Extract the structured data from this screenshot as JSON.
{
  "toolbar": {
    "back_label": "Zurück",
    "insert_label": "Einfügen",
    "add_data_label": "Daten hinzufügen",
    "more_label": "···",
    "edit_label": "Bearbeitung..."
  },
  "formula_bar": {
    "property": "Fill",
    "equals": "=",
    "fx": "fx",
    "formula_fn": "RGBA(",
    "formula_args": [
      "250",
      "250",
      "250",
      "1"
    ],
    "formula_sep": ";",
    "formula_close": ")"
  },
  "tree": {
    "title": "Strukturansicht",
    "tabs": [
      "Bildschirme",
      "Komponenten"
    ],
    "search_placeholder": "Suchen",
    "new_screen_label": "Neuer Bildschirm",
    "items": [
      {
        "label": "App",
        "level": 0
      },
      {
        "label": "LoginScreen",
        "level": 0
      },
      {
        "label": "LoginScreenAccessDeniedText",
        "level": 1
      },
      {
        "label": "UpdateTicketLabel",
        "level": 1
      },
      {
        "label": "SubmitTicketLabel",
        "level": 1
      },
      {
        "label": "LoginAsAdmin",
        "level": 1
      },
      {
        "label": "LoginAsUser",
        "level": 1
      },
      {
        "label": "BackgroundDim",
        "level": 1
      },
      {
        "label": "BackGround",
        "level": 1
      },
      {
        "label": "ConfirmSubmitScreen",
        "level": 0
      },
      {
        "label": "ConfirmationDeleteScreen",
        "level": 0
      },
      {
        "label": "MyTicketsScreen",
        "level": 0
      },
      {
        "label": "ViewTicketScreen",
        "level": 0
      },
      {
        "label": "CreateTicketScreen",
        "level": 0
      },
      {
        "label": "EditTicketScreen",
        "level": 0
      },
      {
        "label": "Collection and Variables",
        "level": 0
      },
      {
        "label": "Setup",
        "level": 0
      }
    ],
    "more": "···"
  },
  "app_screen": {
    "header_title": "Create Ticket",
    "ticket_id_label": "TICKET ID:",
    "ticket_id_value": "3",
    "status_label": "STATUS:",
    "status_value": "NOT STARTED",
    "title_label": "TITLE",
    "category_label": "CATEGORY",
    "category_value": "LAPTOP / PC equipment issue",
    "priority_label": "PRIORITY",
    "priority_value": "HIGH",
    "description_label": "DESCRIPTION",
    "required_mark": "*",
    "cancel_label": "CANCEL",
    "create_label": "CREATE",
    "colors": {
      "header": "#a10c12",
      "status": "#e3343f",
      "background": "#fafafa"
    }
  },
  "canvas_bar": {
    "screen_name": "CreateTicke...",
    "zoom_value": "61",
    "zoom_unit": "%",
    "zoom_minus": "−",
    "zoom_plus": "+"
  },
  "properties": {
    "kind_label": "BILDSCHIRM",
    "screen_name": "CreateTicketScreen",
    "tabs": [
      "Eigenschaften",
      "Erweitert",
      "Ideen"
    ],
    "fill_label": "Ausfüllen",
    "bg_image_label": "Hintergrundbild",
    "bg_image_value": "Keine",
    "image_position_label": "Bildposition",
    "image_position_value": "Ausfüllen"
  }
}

━━━━━━━━━━

» Do this
Exactly reproduce every line of the records.

» Output below
Extract the structured data from this screenshot as JSON.
{
  "toolbar": {
    "back_label": "Zurück",
    "insert_label": "Einfügen",
    "add_data_label": "Daten hinzufügen",
    "more_label": "···",
    "edit_label": "Bearbeitung..."
  },
  "formula_bar": {
    "property": "Fill",
    "equals": "=",
    "fx": "fx",
    "formula_fn": "RGBA(",
    "formula_args": [
      "250",
      "250",
      "250",
      "1"
    ],
    "formula_sep": ";",
    "formula_close": ")"
  },
  "tree": {
    "title": "Strukturansicht",
    "tabs": [
      "Bildschirme",
      "Komponenten"
    ],
    "search_placeholder": "Suchen",
    "new_screen_label": "Neuer Bildschirm",
    "items": [
      {
        "label": "App",
        "level": 0
      },
      {
        "label": "LoginScreen",
        "level": 0
      },
      {
        "label": "LoginScreenAccessDeniedText",
        "level": 1
      },
      {
        "label": "UpdateTicketLabel",
        "level": 1
      },
      {
        "label": "SubmitTicketLabel",
        "level": 1
      },
      {
        "label": "LoginAsAdmin",
        "level": 1
      },
      {
        "label": "LoginAsUser",
        "level": 1
      },
      {
        "label": "BackgroundDim",
        "level": 1
      },
      {
        "label": "BackGround",
        "level": 1
      },
      {
        "label": "ConfirmSubmitScreen",
        "level": 0
      },
      {
        "label": "ConfirmationDeleteScreen",
        "level": 0
      },
      {
        "label": "MyTicketsScreen",
        "level": 0
      },
      {
        "label": "ViewTicketScreen",
        "level": 0
      },
      {
        "label": "CreateTicketScreen",
        "level": 0
      },
      {
        "label": "EditTicketScreen",
        "level": 0
      },
      {
        "label": "Collection and Variables",
        "level": 0
      },
      {
        "label": "Setup",
        "level": 0
      }
    ],
    "more": "···"
  },
  "app_screen": {
    "header_title": "Create Ticket",
    "ticket_id_label": "TICKET ID:",
    "ticket_id_value": "3",
    "status_label": "STATUS:",
    "status_value": "NOT STARTED",
    "title_label": "TITLE",
    "category_label": "CATEGORY",
    "category_value": "LAPTOP / PC equipment issue",
    "priority_label": "PRIORITY",
    "priority_value": "HIGH",
    "description_label": "DESCRIPTION",
    "required_mark": "*",
    "cancel_label": "CANCEL",
    "create_label": "CREATE",
    "colors": {
      "header": "#a10c12",
      "status": "#e3343f",
      "background": "#fafafa"
    }
  },
  "canvas_bar": {
    "screen_name": "CreateTicke...",
    "zoom_value": "61",
    "zoom_unit": "%",
    "zoom_minus": "−",
    "zoom_plus": "+"
  },
  "properties": {
    "kind_label": "BILDSCHIRM",
    "screen_name": "CreateTicketScreen",
    "tabs": [
      "Eigenschaften",
      "Erweitert",
      "Ideen"
    ],
    "fill_label": "Ausfüllen",
    "bg_image_label": "Hintergrundbild",
    "bg_image_value": "Keine",
    "image_position_label": "Bildposition",
    "image_position_value": "Ausfüllen"
  }
}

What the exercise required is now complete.